Exercise task: Your task is to gather the lines below that hold the string "name".

Given information:
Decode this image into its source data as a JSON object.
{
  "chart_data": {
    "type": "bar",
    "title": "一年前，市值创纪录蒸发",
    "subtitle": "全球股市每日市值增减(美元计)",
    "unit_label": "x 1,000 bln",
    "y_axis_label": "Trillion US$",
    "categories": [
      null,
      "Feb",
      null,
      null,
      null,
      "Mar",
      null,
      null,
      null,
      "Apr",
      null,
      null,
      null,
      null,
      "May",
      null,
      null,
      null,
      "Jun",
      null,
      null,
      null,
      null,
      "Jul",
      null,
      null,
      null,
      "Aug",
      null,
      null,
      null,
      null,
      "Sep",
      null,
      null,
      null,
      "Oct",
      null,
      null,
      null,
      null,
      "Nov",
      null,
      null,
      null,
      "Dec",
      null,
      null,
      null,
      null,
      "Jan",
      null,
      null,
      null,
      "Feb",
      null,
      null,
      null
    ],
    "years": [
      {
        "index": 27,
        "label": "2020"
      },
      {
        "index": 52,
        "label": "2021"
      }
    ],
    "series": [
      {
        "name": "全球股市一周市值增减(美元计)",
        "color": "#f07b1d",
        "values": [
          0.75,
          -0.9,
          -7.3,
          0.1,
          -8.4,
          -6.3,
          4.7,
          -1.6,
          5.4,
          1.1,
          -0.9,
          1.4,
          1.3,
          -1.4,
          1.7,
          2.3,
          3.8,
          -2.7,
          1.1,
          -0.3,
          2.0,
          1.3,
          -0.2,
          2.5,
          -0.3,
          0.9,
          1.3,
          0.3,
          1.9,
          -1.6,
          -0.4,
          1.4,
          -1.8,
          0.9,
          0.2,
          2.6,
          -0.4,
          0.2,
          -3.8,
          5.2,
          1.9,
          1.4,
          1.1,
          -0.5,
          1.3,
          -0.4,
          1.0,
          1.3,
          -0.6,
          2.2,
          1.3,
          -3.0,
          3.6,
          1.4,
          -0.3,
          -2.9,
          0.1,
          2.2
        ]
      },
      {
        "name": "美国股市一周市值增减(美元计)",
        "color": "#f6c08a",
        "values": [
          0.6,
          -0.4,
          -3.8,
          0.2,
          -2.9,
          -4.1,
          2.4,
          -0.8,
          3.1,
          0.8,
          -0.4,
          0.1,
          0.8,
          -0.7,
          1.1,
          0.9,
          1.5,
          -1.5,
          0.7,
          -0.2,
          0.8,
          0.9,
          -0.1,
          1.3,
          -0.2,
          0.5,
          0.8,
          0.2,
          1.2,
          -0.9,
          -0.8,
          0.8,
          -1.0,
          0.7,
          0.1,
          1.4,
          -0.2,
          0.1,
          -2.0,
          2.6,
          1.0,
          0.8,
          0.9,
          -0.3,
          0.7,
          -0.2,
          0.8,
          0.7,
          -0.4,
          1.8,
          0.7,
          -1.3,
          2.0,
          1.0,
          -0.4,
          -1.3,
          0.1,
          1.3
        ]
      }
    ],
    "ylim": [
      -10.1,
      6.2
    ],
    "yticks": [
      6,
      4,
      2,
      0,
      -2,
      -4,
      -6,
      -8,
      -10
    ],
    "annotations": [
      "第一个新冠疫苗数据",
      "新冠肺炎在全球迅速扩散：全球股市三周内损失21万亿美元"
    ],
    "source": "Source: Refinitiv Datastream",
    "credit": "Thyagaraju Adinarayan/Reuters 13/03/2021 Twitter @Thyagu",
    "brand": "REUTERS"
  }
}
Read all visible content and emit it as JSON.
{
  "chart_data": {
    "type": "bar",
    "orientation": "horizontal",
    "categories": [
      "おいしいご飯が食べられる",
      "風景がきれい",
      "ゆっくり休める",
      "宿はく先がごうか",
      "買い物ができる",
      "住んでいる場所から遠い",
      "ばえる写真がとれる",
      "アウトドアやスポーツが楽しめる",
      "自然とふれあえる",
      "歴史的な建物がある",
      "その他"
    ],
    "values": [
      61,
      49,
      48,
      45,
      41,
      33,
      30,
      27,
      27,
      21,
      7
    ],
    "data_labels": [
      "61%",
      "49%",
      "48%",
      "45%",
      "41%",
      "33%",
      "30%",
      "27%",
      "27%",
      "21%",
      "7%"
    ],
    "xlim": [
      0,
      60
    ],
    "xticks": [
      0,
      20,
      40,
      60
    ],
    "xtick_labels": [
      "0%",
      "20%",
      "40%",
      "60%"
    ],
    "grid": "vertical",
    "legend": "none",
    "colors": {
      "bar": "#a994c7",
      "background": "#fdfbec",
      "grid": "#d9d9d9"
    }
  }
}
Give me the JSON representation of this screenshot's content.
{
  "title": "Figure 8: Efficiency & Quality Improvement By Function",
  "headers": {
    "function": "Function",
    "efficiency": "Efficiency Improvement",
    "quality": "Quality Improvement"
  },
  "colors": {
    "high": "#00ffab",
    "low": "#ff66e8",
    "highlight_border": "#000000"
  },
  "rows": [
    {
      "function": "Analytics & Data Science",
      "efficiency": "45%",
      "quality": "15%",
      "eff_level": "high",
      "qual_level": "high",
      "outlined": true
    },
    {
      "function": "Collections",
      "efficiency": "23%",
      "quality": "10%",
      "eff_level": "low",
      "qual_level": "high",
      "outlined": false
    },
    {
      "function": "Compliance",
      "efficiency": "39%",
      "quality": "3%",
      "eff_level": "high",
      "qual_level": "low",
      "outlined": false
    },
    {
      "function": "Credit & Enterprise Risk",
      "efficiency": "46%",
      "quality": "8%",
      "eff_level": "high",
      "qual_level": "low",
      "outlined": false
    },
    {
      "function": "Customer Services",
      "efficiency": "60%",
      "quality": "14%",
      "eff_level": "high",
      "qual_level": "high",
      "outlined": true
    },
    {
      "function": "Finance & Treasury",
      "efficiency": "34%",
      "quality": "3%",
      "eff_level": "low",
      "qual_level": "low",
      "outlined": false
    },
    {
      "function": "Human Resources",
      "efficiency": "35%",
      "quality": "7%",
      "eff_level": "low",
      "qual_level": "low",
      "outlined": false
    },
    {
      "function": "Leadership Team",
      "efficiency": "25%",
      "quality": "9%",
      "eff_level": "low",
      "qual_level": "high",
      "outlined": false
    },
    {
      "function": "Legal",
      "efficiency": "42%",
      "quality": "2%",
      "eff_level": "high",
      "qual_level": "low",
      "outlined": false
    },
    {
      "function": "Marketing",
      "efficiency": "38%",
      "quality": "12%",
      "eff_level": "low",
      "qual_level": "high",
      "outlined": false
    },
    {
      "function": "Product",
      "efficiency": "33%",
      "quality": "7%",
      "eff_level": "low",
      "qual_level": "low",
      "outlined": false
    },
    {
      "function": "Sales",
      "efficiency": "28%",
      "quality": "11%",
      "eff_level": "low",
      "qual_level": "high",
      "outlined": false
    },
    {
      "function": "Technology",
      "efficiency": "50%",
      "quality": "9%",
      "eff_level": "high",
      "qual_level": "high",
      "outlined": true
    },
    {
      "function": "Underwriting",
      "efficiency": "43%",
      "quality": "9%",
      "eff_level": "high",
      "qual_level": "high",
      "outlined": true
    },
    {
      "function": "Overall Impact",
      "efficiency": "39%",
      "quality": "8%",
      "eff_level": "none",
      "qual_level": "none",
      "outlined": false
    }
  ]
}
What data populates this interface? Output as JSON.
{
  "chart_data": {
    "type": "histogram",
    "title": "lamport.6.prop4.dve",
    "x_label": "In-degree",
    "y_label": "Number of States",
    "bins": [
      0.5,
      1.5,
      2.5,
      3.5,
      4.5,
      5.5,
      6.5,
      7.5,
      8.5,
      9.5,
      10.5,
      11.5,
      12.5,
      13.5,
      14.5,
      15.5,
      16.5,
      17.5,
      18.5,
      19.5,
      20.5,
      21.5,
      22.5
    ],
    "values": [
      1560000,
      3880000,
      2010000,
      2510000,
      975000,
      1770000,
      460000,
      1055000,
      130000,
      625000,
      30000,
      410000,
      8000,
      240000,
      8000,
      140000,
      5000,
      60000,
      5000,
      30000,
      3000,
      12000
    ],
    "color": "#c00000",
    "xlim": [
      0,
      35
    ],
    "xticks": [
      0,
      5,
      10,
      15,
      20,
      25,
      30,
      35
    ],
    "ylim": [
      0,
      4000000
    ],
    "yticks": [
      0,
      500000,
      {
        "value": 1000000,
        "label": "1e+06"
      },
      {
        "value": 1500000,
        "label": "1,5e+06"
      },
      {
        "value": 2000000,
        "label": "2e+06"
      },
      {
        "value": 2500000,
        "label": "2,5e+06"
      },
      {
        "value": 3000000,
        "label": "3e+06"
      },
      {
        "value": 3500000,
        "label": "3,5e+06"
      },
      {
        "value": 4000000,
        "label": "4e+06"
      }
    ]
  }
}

Final result:
        "name": "全球股市一周市值增减(美元计)",
        "name": "美国股市一周市值增减(美元计)",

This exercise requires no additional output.